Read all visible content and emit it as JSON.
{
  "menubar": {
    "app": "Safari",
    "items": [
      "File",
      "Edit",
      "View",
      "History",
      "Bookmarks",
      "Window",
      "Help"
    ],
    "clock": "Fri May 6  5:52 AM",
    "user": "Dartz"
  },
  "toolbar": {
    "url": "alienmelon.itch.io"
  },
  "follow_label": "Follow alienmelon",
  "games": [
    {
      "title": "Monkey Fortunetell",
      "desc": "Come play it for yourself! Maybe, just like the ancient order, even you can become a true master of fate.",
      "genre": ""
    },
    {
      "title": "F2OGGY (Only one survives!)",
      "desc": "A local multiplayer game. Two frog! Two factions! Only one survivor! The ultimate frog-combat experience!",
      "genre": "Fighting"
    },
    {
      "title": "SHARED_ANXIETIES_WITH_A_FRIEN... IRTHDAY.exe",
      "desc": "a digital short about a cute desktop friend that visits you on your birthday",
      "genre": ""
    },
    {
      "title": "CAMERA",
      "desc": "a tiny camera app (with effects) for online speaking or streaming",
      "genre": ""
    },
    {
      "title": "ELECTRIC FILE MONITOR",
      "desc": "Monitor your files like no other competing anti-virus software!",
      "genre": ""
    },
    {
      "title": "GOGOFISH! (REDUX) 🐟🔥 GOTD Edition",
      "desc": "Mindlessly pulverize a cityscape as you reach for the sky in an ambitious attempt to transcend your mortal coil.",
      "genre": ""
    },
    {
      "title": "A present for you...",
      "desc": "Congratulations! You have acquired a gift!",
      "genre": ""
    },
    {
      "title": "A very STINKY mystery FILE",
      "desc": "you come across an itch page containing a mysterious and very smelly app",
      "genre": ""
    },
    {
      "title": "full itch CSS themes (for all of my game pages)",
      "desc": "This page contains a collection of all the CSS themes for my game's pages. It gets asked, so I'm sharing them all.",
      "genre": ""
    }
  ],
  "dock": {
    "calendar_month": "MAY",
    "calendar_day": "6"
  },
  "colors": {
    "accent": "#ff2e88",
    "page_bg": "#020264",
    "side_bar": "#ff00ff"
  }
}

════════════════

• Task brief: Print all the data exactly as shown above.

• Result:
Read all visible content and emit it as JSON.
{
  "menubar": {
    "app": "Safari",
    "items": [
      "File",
      "Edit",
      "View",
      "History",
      "Bookmarks",
      "Window",
      "Help"
    ],
    "clock": "Fri May 6  5:52 AM",
    "user": "Dartz"
  },
  "toolbar": {
    "url": "alienmelon.itch.io"
  },
  "follow_label": "Follow alienmelon",
  "games": [
    {
      "title": "Monkey Fortunetell",
      "desc": "Come play it for yourself! Maybe, just like the ancient order, even you can become a true master of fate.",
      "genre": ""
    },
    {
      "title": "F2OGGY (Only one survives!)",
      "desc": "A local multiplayer game. Two frog! Two factions! Only one survivor! The ultimate frog-combat experience!",
      "genre": "Fighting"
    },
    {
      "title": "SHARED_ANXIETIES_WITH_A_FRIEN... IRTHDAY.exe",
      "desc": "a digital short about a cute desktop friend that visits you on your birthday",
      "genre": ""
    },
    {
      "title": "CAMERA",
      "desc": "a tiny camera app (with effects) for online speaking or streaming",
      "genre": ""
    },
    {
      "title": "ELECTRIC FILE MONITOR",
      "desc": "Monitor your files like no other competing anti-virus software!",
      "genre": ""
    },
    {
      "title": "GOGOFISH! (REDUX) 🐟🔥 GOTD Edition",
      "desc": "Mindlessly pulverize a cityscape as you reach for the sky in an ambitious attempt to transcend your mortal coil.",
      "genre": ""
    },
    {
      "title": "A present for you...",
      "desc": "Congratulations! You have acquired a gift!",
      "genre": ""
    },
    {
      "title": "A very STINKY mystery FILE",
      "desc": "you come across an itch page containing a mysterious and very smelly app",
      "genre": ""
    },
    {
      "title": "full itch CSS themes (for all of my game pages)",
      "desc": "This page contains a collection of all the CSS themes for my game's pages. It gets asked, so I'm sharing them all.",
      "genre": ""
    }
  ],
  "dock": {
    "calendar_month": "MAY",
    "calendar_day": "6"
  },
  "colors": {
    "accent": "#ff2e88",
    "page_bg": "#020264",
    "side_bar": "#ff00ff"
  }
}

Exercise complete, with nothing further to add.